▸ **RECORDS SHOWN**
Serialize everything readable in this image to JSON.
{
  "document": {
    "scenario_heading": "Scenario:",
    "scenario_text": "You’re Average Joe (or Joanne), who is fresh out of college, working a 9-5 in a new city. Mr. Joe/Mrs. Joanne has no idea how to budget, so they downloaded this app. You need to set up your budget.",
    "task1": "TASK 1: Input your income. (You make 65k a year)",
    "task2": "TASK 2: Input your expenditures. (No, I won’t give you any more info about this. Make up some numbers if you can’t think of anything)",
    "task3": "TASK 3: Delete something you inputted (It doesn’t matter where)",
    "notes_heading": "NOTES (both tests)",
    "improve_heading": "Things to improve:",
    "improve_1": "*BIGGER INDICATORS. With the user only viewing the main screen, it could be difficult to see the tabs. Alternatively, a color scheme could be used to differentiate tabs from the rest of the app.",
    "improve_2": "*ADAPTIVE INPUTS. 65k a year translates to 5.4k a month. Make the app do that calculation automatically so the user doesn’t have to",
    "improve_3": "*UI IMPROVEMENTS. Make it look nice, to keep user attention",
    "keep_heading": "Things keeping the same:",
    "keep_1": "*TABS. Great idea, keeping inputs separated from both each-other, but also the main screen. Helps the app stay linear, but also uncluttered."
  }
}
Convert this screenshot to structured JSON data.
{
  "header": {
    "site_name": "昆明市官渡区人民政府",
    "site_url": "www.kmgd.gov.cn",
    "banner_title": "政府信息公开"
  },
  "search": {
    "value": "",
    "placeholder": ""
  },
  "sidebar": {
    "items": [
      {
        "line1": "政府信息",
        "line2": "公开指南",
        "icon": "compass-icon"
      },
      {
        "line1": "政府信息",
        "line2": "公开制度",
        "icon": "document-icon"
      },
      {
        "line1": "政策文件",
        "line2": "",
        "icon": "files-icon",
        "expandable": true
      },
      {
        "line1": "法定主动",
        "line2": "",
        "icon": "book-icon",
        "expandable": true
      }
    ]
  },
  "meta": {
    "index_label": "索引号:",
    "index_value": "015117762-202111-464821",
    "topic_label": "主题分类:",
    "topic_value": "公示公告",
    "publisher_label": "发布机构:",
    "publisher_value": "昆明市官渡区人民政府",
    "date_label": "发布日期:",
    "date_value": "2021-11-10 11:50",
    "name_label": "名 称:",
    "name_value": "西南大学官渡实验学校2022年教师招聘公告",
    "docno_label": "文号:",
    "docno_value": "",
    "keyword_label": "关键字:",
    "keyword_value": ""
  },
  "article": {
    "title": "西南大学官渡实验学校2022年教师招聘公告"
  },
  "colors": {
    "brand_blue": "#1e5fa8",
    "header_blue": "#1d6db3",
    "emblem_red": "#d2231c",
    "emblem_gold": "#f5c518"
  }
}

▸ **SHORT TASK**
Please give back all of the records exactly as written.

▸ **EXERCISE ANSWER**
Serialize everything readable in this image to JSON.
{
  "document": {
    "scenario_heading": "Scenario:",
    "scenario_text": "You’re Average Joe (or Joanne), who is fresh out of college, working a 9-5 in a new city. Mr. Joe/Mrs. Joanne has no idea how to budget, so they downloaded this app. You need to set up your budget.",
    "task1": "TASK 1: Input your income. (You make 65k a year)",
    "task2": "TASK 2: Input your expenditures. (No, I won’t give you any more info about this. Make up some numbers if you can’t think of anything)",
    "task3": "TASK 3: Delete something you inputted (It doesn’t matter where)",
    "notes_heading": "NOTES (both tests)",
    "improve_heading": "Things to improve:",
    "improve_1": "*BIGGER INDICATORS. With the user only viewing the main screen, it could be difficult to see the tabs. Alternatively, a color scheme could be used to differentiate tabs from the rest of the app.",
    "improve_2": "*ADAPTIVE INPUTS. 65k a year translates to 5.4k a month. Make the app do that calculation automatically so the user doesn’t have to",
    "improve_3": "*UI IMPROVEMENTS. Make it look nice, to keep user attention",
    "keep_heading": "Things keeping the same:",
    "keep_1": "*TABS. Great idea, keeping inputs separated from both each-other, but also the main screen. Helps the app stay linear, but also uncluttered."
  }
}
Convert this screenshot to structured JSON data.
{
  "header": {
    "site_name": "昆明市官渡区人民政府",
    "site_url": "www.kmgd.gov.cn",
    "banner_title": "政府信息公开"
  },
  "search": {
    "value": "",
    "placeholder": ""
  },
  "sidebar": {
    "items": [
      {
        "line1": "政府信息",
        "line2": "公开指南",
        "icon": "compass-icon"
      },
      {
        "line1": "政府信息",
        "line2": "公开制度",
        "icon": "document-icon"
      },
      {
        "line1": "政策文件",
        "line2": "",
        "icon": "files-icon",
        "expandable": true
      },
      {
        "line1": "法定主动",
        "line2": "",
        "icon": "book-icon",
        "expandable": true
      }
    ]
  },
  "meta": {
    "index_label": "索引号:",
    "index_value": "015117762-202111-464821",
    "topic_label": "主题分类:",
    "topic_value": "公示公告",
    "publisher_label": "发布机构:",
    "publisher_value": "昆明市官渡区人民政府",
    "date_label": "发布日期:",
    "date_value": "2021-11-10 11:50",
    "name_label": "名 称:",
    "name_value": "西南大学官渡实验学校2022年教师招聘公告",
    "docno_label": "文号:",
    "docno_value": "",
    "keyword_label": "关键字:",
    "keyword_value": ""
  },
  "article": {
    "title": "西南大学官渡实验学校2022年教师招聘公告"
  },
  "colors": {
    "brand_blue": "#1e5fa8",
    "header_blue": "#1d6db3",
    "emblem_red": "#d2231c",
    "emblem_gold": "#f5c518"
  }
}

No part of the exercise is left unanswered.